Requirements: Pick out each line containing the string "icon".

Given entries:
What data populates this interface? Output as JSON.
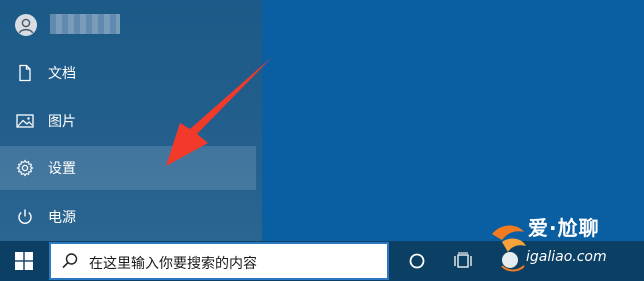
{
  "start_menu": {
    "user": {
      "avatar_icon": "user-icon"
    },
    "items": [
      {
        "label": "文档",
        "icon": "document-icon"
      },
      {
        "label": "图片",
        "icon": "picture-icon"
      },
      {
        "label": "设置",
        "icon": "gear-icon"
      },
      {
        "label": "电源",
        "icon": "power-icon"
      }
    ]
  },
  "taskbar": {
    "start_icon": "windows-logo-icon",
    "search": {
      "placeholder": "在这里输入你要搜索的内容",
      "icon": "search-icon"
    },
    "cortana_icon": "cortana-circle-icon",
    "task_view_icon": "task-view-icon"
  },
  "watermark": {
    "title": "爱·尬聊",
    "domain": "igaliao.com"
  },
  "colors": {
    "desktop": "#0a5fa3",
    "menu": "#245f8d",
    "taskbar": "#0b3f63",
    "search_border": "#2b79c2",
    "arrow": "#f23a2a"
  }
}
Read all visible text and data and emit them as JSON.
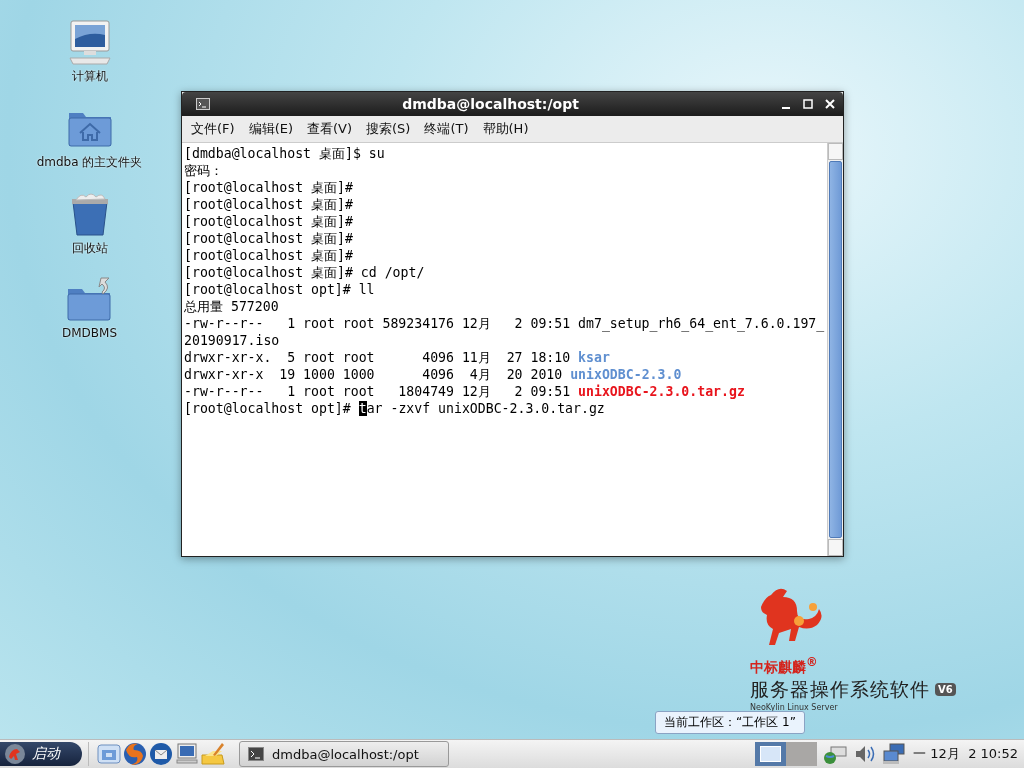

Solution below:
      "avatar_icon": "user-icon"
        "icon": "document-icon"
        "icon": "picture-icon"
        "icon": "gear-icon"
        "icon": "power-icon"
    "start_icon": "windows-logo-icon",
      "icon": "search-icon"
    "cortana_icon": "cortana-circle-icon",
    "task_view_icon": "task-view-icon"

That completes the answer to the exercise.